Write out the whole listing again, exactly.

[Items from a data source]
——————

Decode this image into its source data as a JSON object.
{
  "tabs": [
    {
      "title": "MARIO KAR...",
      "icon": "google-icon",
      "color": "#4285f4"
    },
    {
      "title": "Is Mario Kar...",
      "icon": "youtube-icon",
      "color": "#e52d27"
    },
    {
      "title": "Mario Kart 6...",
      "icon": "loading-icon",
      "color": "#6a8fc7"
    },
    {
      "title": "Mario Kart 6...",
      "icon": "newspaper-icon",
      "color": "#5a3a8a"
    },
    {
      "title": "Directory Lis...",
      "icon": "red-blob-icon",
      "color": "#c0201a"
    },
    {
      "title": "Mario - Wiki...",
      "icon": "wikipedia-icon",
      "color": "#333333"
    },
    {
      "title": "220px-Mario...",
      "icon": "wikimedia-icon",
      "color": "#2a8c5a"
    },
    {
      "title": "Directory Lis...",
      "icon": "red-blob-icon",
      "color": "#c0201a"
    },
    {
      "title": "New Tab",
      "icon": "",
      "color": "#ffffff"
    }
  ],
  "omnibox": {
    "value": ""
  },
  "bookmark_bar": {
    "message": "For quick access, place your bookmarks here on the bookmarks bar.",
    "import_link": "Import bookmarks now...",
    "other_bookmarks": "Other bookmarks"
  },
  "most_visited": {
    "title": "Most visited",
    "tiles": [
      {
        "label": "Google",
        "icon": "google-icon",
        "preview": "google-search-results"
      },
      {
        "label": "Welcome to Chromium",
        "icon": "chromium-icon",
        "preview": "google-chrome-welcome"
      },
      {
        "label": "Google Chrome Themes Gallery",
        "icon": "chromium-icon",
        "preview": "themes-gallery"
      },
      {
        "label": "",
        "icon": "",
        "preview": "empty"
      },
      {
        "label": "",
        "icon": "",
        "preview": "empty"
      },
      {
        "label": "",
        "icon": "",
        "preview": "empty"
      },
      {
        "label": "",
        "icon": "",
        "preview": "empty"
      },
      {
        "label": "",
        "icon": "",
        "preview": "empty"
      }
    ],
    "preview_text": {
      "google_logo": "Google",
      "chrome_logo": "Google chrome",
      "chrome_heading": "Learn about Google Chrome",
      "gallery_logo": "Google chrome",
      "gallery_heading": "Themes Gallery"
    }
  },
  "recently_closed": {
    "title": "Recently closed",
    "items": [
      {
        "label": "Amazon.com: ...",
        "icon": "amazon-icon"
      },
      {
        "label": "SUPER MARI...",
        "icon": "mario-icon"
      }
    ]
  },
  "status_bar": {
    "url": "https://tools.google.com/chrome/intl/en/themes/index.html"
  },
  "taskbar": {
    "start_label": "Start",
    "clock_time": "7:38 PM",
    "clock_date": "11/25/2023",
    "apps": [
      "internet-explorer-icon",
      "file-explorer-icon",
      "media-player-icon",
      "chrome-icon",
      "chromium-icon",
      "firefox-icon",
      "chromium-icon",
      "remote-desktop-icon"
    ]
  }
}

——————

# SOLUTION FOR THIS EXERCISE:
Decode this image into its source data as a JSON object.
{
  "tabs": [
    {
      "title": "MARIO KAR...",
      "icon": "google-icon",
      "color": "#4285f4"
    },
    {
      "title": "Is Mario Kar...",
      "icon": "youtube-icon",
      "color": "#e52d27"
    },
    {
      "title": "Mario Kart 6...",
      "icon": "loading-icon",
      "color": "#6a8fc7"
    },
    {
      "title": "Mario Kart 6...",
      "icon": "newspaper-icon",
      "color": "#5a3a8a"
    },
    {
      "title": "Directory Lis...",
      "icon": "red-blob-icon",
      "color": "#c0201a"
    },
    {
      "title": "Mario - Wiki...",
      "icon": "wikipedia-icon",
      "color": "#333333"
    },
    {
      "title": "220px-Mario...",
      "icon": "wikimedia-icon",
      "color": "#2a8c5a"
    },
    {
      "title": "Directory Lis...",
      "icon": "red-blob-icon",
      "color": "#c0201a"
    },
    {
      "title": "New Tab",
      "icon": "",
      "color": "#ffffff"
    }
  ],
  "omnibox": {
    "value": ""
  },
  "bookmark_bar": {
    "message": "For quick access, place your bookmarks here on the bookmarks bar.",
    "import_link": "Import bookmarks now...",
    "other_bookmarks": "Other bookmarks"
  },
  "most_visited": {
    "title": "Most visited",
    "tiles": [
      {
        "label": "Google",
        "icon": "google-icon",
        "preview": "google-search-results"
      },
      {
        "label": "Welcome to Chromium",
        "icon": "chromium-icon",
        "preview": "google-chrome-welcome"
      },
      {
        "label": "Google Chrome Themes Gallery",
        "icon": "chromium-icon",
        "preview": "themes-gallery"
      },
      {
        "label": "",
        "icon": "",
        "preview": "empty"
      },
      {
        "label": "",
        "icon": "",
        "preview": "empty"
      },
      {
        "label": "",
        "icon": "",
        "preview": "empty"
      },
      {
        "label": "",
        "icon": "",
        "preview": "empty"
      },
      {
        "label": "",
        "icon": "",
        "preview": "empty"
      }
    ],
    "preview_text": {
      "google_logo": "Google",
      "chrome_logo": "Google chrome",
      "chrome_heading": "Learn about Google Chrome",
      "gallery_logo": "Google chrome",
      "gallery_heading": "Themes Gallery"
    }
  },
  "recently_closed": {
    "title": "Recently closed",
    "items": [
      {
        "label": "Amazon.com: ...",
        "icon": "amazon-icon"
      },
      {
        "label": "SUPER MARI...",
        "icon": "mario-icon"
      }
    ]
  },
  "status_bar": {
    "url": "https://tools.google.com/chrome/intl/en/themes/index.html"
  },
  "taskbar": {
    "start_label": "Start",
    "clock_time": "7:38 PM",
    "clock_date": "11/25/2023",
    "apps": [
      "internet-explorer-icon",
      "file-explorer-icon",
      "media-player-icon",
      "chrome-icon",
      "chromium-icon",
      "firefox-icon",
      "chromium-icon",
      "remote-desktop-icon"
    ]
  }
}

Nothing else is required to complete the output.